#### [GIVEN EXERCISE]
Each line containing the word "text" must be reported.

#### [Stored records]
+++
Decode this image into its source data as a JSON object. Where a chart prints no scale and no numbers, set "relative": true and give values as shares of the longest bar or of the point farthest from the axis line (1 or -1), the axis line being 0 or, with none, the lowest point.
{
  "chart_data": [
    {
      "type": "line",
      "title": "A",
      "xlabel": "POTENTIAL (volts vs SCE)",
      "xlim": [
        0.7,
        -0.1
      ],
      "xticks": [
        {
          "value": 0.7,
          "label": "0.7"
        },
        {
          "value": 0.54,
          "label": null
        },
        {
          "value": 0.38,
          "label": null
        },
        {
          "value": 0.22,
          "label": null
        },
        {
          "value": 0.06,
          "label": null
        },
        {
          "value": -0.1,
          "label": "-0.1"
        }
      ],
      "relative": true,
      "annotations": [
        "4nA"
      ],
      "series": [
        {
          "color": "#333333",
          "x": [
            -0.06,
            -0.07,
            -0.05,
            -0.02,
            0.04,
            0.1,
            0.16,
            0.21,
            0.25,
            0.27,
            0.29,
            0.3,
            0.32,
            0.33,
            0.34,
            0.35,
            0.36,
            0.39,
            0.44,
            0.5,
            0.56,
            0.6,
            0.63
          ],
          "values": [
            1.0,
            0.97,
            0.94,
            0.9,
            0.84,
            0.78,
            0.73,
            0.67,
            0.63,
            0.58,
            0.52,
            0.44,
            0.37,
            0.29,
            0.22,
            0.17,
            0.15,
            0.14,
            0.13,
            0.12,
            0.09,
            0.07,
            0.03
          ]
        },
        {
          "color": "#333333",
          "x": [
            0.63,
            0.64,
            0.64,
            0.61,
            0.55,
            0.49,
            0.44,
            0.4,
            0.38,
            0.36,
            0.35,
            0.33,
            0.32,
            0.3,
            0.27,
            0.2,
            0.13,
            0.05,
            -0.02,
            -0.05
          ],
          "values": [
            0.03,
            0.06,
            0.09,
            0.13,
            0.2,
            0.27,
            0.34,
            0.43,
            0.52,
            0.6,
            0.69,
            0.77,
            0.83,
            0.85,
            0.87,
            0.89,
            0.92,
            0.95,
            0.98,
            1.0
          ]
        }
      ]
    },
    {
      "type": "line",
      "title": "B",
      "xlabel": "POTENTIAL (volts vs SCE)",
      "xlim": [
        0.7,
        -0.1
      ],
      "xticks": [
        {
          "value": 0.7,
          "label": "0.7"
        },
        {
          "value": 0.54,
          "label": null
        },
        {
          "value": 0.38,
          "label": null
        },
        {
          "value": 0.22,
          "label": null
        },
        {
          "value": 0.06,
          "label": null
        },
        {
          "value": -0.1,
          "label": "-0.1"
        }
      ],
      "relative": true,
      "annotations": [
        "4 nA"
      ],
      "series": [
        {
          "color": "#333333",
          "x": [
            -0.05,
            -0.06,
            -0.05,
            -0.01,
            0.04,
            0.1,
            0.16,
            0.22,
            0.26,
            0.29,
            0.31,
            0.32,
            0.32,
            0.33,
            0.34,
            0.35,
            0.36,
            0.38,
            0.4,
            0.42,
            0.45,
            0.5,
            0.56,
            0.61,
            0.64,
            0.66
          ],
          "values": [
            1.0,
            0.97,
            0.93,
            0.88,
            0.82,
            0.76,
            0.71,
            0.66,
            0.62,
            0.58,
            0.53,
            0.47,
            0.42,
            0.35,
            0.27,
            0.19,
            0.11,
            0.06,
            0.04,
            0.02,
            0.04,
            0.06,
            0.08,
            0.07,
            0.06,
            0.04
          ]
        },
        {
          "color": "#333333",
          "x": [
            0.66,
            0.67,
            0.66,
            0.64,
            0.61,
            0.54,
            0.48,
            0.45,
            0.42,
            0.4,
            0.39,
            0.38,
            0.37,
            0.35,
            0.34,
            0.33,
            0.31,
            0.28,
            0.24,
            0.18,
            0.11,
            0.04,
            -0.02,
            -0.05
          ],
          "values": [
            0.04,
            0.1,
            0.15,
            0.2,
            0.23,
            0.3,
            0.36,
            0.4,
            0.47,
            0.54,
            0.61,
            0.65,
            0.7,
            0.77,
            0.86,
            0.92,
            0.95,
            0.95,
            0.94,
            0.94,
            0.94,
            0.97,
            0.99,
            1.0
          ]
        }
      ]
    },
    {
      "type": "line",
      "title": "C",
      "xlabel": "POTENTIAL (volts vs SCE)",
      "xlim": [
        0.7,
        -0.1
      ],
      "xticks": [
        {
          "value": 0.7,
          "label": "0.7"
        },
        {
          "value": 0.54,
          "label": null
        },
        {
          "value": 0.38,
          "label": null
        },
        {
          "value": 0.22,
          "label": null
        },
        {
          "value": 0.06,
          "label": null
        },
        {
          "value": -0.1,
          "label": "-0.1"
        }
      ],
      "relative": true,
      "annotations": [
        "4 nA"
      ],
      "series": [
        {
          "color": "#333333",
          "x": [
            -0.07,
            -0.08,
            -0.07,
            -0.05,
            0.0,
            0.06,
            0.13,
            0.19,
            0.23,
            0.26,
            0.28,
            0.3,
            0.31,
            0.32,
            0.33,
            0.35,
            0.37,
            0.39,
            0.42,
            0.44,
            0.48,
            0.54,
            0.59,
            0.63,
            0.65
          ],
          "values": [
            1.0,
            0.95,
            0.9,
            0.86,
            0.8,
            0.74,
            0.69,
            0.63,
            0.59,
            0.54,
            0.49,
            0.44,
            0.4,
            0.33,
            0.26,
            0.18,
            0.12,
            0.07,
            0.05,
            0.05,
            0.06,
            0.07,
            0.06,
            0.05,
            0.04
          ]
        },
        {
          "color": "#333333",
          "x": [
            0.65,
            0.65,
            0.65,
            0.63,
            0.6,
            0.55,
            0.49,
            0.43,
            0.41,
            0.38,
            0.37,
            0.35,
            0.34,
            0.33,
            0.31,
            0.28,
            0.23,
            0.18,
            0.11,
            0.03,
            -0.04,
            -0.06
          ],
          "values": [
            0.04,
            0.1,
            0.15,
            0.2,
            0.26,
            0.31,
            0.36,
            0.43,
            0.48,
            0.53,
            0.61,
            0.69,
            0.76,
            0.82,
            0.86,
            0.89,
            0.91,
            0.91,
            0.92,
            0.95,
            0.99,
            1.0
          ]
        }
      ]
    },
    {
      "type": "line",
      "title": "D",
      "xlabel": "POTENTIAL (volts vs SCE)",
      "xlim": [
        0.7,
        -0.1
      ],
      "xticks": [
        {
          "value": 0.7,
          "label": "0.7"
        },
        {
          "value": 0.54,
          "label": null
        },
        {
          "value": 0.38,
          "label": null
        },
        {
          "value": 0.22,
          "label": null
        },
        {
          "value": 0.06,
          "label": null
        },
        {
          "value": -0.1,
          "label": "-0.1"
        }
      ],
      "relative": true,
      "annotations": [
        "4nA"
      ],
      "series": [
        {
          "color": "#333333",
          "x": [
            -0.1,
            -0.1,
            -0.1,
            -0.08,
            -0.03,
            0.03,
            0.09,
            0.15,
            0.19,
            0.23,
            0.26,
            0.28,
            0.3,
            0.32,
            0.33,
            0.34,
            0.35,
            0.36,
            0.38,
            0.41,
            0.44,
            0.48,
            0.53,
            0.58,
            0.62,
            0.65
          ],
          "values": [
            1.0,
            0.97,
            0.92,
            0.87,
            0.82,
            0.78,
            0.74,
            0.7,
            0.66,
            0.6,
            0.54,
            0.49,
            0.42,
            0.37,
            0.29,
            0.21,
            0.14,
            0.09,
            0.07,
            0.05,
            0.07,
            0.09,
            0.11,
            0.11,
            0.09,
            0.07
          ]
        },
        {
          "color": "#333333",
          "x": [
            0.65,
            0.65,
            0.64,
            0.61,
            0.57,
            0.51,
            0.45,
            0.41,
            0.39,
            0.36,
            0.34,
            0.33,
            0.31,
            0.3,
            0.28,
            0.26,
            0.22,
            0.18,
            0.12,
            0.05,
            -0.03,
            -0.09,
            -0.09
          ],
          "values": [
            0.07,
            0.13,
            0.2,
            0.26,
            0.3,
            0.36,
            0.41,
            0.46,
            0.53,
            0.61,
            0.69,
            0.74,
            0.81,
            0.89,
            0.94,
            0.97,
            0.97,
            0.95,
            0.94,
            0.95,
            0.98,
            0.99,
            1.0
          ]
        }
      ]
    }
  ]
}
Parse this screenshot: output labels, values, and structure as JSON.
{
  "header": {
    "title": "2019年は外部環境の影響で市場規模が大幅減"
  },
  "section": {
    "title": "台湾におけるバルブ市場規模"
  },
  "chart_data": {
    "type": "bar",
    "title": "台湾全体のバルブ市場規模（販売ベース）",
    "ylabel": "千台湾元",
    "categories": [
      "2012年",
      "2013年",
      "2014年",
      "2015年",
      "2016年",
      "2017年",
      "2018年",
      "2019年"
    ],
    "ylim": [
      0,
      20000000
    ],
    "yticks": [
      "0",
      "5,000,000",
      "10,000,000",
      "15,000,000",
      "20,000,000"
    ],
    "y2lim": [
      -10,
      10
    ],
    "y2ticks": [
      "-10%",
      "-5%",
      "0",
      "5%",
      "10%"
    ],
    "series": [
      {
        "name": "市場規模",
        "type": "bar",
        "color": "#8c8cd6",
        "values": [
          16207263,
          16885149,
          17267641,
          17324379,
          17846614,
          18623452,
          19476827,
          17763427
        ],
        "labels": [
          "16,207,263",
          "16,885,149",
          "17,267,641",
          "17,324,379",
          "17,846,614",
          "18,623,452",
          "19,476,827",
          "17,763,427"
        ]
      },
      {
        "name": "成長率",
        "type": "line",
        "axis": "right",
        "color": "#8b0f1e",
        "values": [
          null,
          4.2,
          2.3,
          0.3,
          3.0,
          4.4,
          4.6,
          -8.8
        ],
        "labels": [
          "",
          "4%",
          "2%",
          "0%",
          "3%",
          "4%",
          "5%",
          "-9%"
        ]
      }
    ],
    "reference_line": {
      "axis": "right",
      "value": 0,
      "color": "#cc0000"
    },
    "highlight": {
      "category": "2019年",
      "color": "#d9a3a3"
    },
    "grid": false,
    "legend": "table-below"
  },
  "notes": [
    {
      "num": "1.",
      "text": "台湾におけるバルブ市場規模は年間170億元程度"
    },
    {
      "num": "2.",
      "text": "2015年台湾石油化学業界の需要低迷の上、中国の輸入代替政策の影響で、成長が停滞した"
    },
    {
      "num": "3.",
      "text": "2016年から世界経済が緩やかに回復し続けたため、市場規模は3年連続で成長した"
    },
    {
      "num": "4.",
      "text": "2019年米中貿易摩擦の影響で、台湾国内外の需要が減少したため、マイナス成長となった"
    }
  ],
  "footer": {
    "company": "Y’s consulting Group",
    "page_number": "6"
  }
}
+++
#### [RESULT OF THE EXERCISE]
      "text": "台湾におけるバルブ市場規模は年間170億元程度"
      "text": "2015年台湾石油化学業界の需要低迷の上、中国の輸入代替政策の影響で、成長が停滞した"
      "text": "2016年から世界経済が緩やかに回復し続けたため、市場規模は3年連続で成長した"
      "text": "2019年米中貿易摩擦の影響で、台湾国内外の需要が減少したため、マイナス成長となった"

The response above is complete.